• What is needed:
Each line containing the word "image" should be found and copied.

########

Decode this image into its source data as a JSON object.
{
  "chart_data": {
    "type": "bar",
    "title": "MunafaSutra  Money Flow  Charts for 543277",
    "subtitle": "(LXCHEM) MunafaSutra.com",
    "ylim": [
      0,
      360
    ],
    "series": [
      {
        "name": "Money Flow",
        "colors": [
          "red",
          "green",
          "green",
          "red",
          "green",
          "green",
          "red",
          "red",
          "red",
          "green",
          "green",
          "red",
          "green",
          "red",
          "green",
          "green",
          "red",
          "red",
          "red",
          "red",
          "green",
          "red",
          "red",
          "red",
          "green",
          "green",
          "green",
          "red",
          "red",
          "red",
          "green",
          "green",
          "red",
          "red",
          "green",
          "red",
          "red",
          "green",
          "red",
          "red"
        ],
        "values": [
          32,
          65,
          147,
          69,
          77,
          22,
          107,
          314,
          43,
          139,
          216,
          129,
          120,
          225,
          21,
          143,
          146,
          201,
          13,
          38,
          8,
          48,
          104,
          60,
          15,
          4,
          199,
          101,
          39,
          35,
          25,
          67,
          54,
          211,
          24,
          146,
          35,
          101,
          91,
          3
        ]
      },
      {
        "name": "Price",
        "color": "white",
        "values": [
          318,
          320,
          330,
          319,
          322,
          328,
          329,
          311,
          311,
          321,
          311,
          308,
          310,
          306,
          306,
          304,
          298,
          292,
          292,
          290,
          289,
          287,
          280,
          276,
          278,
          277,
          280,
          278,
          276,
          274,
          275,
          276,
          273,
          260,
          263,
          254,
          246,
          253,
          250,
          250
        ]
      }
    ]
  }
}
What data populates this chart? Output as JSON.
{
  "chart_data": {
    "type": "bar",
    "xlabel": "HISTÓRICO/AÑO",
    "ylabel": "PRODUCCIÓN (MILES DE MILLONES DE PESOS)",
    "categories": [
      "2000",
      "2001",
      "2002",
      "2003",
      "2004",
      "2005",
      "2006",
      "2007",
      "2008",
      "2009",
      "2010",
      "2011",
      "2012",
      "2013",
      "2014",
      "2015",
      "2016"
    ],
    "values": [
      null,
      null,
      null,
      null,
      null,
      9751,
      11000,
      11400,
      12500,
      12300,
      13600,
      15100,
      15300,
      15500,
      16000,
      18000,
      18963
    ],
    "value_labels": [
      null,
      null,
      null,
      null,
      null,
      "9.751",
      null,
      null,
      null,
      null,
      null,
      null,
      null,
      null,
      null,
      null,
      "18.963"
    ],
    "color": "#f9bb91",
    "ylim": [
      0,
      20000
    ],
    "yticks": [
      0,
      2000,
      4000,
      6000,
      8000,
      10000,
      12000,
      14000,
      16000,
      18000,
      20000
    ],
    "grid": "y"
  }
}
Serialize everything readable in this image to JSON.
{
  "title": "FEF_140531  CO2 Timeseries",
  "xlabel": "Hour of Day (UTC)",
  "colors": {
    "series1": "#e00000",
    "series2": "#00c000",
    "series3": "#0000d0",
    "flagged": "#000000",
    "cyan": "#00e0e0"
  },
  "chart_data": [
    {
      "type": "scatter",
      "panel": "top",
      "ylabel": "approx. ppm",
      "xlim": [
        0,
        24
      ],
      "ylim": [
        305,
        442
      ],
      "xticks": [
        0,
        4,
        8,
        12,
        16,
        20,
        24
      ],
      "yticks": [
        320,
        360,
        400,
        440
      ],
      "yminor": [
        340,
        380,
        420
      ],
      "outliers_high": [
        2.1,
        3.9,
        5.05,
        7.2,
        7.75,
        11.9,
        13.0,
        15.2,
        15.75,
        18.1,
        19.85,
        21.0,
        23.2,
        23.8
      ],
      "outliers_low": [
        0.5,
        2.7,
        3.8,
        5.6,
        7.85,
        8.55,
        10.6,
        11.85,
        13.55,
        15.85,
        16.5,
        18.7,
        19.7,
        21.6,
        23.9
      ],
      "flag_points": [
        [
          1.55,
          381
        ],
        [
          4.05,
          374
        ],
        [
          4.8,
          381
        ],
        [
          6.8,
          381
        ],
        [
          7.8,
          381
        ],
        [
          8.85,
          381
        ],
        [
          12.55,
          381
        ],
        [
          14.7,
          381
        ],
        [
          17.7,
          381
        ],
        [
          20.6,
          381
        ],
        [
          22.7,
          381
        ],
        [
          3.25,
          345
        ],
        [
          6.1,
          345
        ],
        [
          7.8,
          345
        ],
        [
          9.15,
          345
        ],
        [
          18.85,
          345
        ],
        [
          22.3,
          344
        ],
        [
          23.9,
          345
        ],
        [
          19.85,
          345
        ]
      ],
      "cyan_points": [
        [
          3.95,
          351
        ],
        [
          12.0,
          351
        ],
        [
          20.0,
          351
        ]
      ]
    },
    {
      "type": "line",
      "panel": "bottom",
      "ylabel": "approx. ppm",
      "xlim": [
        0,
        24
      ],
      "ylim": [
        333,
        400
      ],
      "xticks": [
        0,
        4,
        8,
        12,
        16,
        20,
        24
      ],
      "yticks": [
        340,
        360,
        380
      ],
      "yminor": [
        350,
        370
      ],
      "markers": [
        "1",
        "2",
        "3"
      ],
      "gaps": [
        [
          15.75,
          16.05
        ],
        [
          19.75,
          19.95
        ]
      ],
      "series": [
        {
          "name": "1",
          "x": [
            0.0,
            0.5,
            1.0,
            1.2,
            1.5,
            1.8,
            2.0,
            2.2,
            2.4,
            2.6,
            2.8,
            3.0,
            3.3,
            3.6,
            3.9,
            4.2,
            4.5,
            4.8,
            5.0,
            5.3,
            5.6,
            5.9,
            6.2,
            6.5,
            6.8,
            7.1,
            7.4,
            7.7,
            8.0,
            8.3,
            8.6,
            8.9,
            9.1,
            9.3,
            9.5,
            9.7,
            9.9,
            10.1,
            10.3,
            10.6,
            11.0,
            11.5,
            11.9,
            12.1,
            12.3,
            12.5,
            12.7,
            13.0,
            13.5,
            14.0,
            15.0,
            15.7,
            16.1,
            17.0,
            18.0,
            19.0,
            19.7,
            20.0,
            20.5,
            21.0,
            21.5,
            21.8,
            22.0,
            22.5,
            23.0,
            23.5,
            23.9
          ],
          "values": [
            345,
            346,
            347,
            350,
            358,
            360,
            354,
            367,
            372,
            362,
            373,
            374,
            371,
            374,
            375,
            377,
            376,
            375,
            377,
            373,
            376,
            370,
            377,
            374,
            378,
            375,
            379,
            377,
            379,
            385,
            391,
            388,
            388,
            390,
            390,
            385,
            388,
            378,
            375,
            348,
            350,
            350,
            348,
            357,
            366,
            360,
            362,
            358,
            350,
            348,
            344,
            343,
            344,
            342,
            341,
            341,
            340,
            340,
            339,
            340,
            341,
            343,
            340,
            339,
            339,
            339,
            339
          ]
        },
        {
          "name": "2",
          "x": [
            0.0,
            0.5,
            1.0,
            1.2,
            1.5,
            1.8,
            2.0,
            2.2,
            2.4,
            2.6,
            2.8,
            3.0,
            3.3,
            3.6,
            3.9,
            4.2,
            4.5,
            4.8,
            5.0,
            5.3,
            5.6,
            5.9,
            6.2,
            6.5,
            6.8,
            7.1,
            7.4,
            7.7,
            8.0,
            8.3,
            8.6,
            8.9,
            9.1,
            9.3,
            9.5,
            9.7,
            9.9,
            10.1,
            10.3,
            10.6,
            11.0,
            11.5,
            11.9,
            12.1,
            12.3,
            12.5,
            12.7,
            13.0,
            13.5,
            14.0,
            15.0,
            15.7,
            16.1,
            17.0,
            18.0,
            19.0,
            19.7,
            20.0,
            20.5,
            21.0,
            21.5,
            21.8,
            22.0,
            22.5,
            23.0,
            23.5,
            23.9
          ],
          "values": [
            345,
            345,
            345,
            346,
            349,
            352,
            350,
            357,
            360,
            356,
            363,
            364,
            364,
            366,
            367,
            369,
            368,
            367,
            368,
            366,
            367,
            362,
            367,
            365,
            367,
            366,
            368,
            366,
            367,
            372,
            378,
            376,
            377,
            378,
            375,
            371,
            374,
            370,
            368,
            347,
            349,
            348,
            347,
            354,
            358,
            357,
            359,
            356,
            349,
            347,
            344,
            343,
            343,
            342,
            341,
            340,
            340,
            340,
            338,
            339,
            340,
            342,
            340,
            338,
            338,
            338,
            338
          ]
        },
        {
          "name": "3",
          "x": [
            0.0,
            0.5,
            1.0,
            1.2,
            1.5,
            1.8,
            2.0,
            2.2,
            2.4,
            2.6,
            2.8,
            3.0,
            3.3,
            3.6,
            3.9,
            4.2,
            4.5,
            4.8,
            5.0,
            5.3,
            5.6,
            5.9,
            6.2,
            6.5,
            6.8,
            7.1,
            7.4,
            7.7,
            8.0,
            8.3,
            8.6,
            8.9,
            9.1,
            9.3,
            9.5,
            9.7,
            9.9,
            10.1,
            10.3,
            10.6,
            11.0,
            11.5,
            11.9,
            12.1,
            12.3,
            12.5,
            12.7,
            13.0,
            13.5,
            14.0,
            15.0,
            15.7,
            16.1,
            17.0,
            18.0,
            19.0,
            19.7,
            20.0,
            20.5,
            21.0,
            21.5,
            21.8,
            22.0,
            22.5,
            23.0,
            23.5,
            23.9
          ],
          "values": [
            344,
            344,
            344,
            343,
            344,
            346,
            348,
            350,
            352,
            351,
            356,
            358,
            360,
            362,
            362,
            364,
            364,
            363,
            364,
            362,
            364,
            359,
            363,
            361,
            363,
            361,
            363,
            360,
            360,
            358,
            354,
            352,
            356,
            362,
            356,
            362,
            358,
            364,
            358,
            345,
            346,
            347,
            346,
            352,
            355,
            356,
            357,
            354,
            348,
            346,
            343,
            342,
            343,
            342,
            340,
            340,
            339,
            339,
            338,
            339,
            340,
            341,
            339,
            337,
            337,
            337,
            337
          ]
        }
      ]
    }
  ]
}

########

• Exercise output:
Decode this image into its source data as a JSON object.
Serialize everything readable in this image to JSON.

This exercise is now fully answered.